- _Your task_
No images are to be carried over; print all other material exactly as it stands.

+-------+

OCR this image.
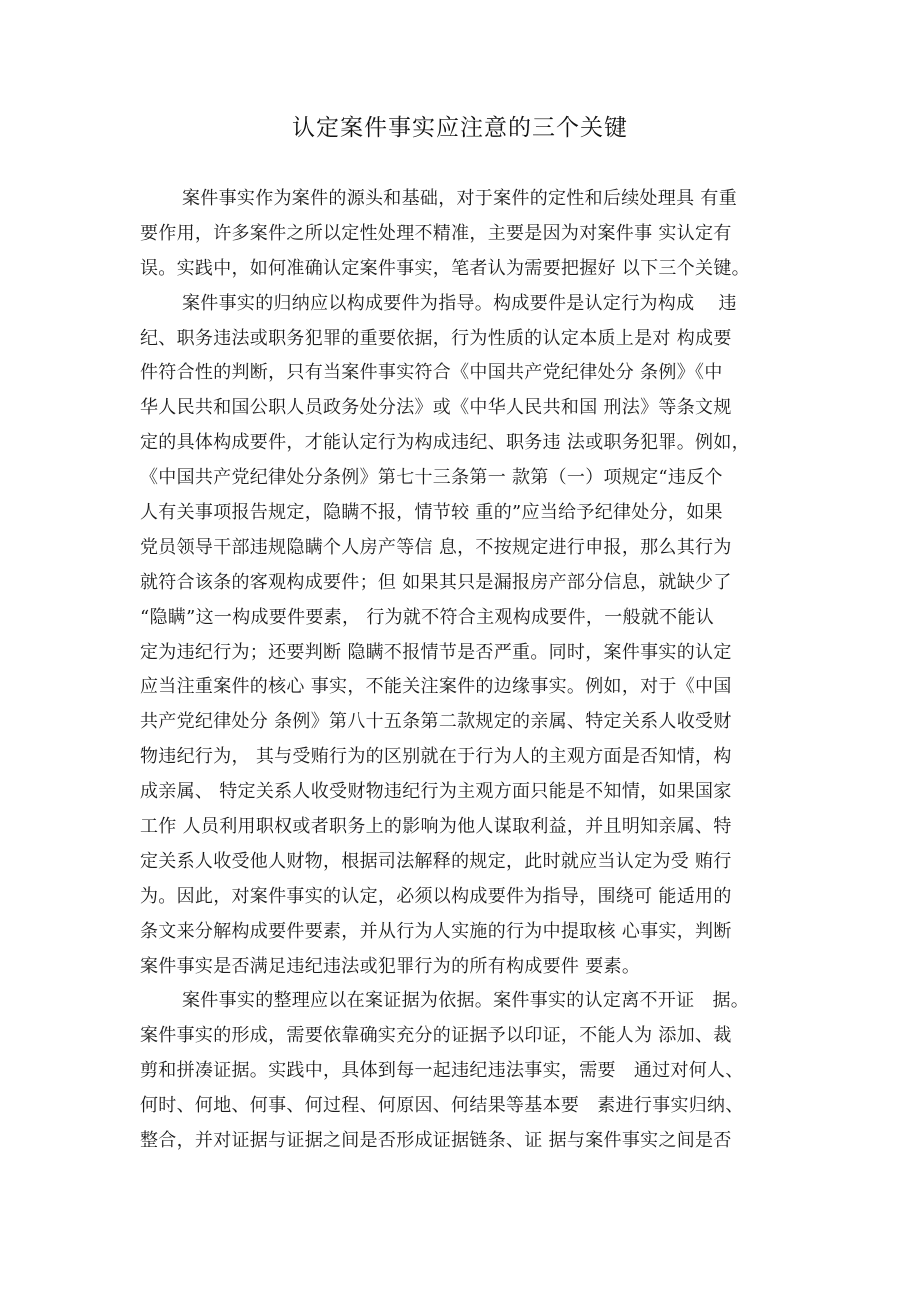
认定案件事实应注意的三个关键
案件事实作为案件的源头和基础，对于案件的定性和后续处理具 有重
要作用，许多案件之所以定性处理不精准，主要是因为对案件事 实认定有
误。实践中，如何准确认定案件事实，笔者认为需要把握好 以下三个关键。
案件事实的归纳应以构成要件为指导。构成要件是认定行为构成    违
纪、职务违法或职务犯罪的重要依据，行为性质的认定本质上是对 构成要
件符合性的判断，只有当案件事实符合《中国共产党纪律处分 条例》《中
华人民共和国公职人员政务处分法》或《中华人民共和国 刑法》等条文规
定的具体构成要件，才能认定行为构成违纪、职务违 法或职务犯罪。例如，
《中国共产党纪律处分条例》第七十三条第一 款第（一）项规定“违反个
人有关事项报告规定，隐瞒不报，情节较 重的”应当给予纪律处分，如果
党员领导干部违规隐瞒个人房产等信 息，不按规定进行申报，那么其行为
就符合该条的客观构成要件；但 如果其只是漏报房产部分信息，就缺少了
“隐瞒”这一构成要件要素， 行为就不符合主观构成要件，一般就不能认
定为违纪行为；还要判断 隐瞒不报情节是否严重。同时，案件事实的认定
应当注重案件的核心 事实，不能关注案件的边缘事实。例如，对于《中国
共产党纪律处分 条例》第八十五条第二款规定的亲属、特定关系人收受财
物违纪行为， 其与受贿行为的区别就在于行为人的主观方面是否知情，构
成亲属、 特定关系人收受财物违纪行为主观方面只能是不知情，如果国家
工作 人员利用职权或者职务上的影响为他人谋取利益，并且明知亲属、特
定关系人收受他人财物，根据司法解释的规定，此时就应当认定为受 贿行
为。因此，对案件事实的认定，必须以构成要件为指导，围绕可 能适用的
条文来分解构成要件要素，并从行为人实施的行为中提取核 心事实，判断
案件事实是否满足违纪违法或犯罪行为的所有构成要件 要素。
案件事实的整理应以在案证据为依据。案件事实的认定离不开证   据。
案件事实的形成，需要依靠确实充分的证据予以印证，不能人为 添加、裁
剪和拼凑证据。实践中，具体到每一起违纪违法事实，需要   通过对何人、
何时、何地、何事、何过程、何原因、何结果等基本要   素进行事实归纳、
整合，并对证据与证据之间是否形成证据链条、证 据与案件事实之间是否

+-------+

- _Solution_
OCR this image.
认定案件事实应注意的三个关键
案件事实作为案件的源头和基础，对于案件的定性和后续处理具 有重
要作用，许多案件之所以定性处理不精准，主要是因为对案件事 实认定有
误。实践中，如何准确认定案件事实，笔者认为需要把握好 以下三个关键。
案件事实的归纳应以构成要件为指导。构成要件是认定行为构成    违
纪、职务违法或职务犯罪的重要依据，行为性质的认定本质上是对 构成要
件符合性的判断，只有当案件事实符合《中国共产党纪律处分 条例》《中
华人民共和国公职人员政务处分法》或《中华人民共和国 刑法》等条文规
定的具体构成要件，才能认定行为构成违纪、职务违 法或职务犯罪。例如，
《中国共产党纪律处分条例》第七十三条第一 款第（一）项规定“违反个
人有关事项报告规定，隐瞒不报，情节较 重的”应当给予纪律处分，如果
党员领导干部违规隐瞒个人房产等信 息，不按规定进行申报，那么其行为
就符合该条的客观构成要件；但 如果其只是漏报房产部分信息，就缺少了
“隐瞒”这一构成要件要素， 行为就不符合主观构成要件，一般就不能认
定为违纪行为；还要判断 隐瞒不报情节是否严重。同时，案件事实的认定
应当注重案件的核心 事实，不能关注案件的边缘事实。例如，对于《中国
共产党纪律处分 条例》第八十五条第二款规定的亲属、特定关系人收受财
物违纪行为， 其与受贿行为的区别就在于行为人的主观方面是否知情，构
成亲属、 特定关系人收受财物违纪行为主观方面只能是不知情，如果国家
工作 人员利用职权或者职务上的影响为他人谋取利益，并且明知亲属、特
定关系人收受他人财物，根据司法解释的规定，此时就应当认定为受 贿行
为。因此，对案件事实的认定，必须以构成要件为指导，围绕可 能适用的
条文来分解构成要件要素，并从行为人实施的行为中提取核 心事实，判断
案件事实是否满足违纪违法或犯罪行为的所有构成要件 要素。
案件事实的整理应以在案证据为依据。案件事实的认定离不开证   据。
案件事实的形成，需要依靠确实充分的证据予以印证，不能人为 添加、裁
剪和拼凑证据。实践中，具体到每一起违纪违法事实，需要   通过对何人、
何时、何地、何事、何过程、何原因、何结果等基本要   素进行事实归纳、
整合，并对证据与证据之间是否形成证据链条、证 据与案件事实之间是否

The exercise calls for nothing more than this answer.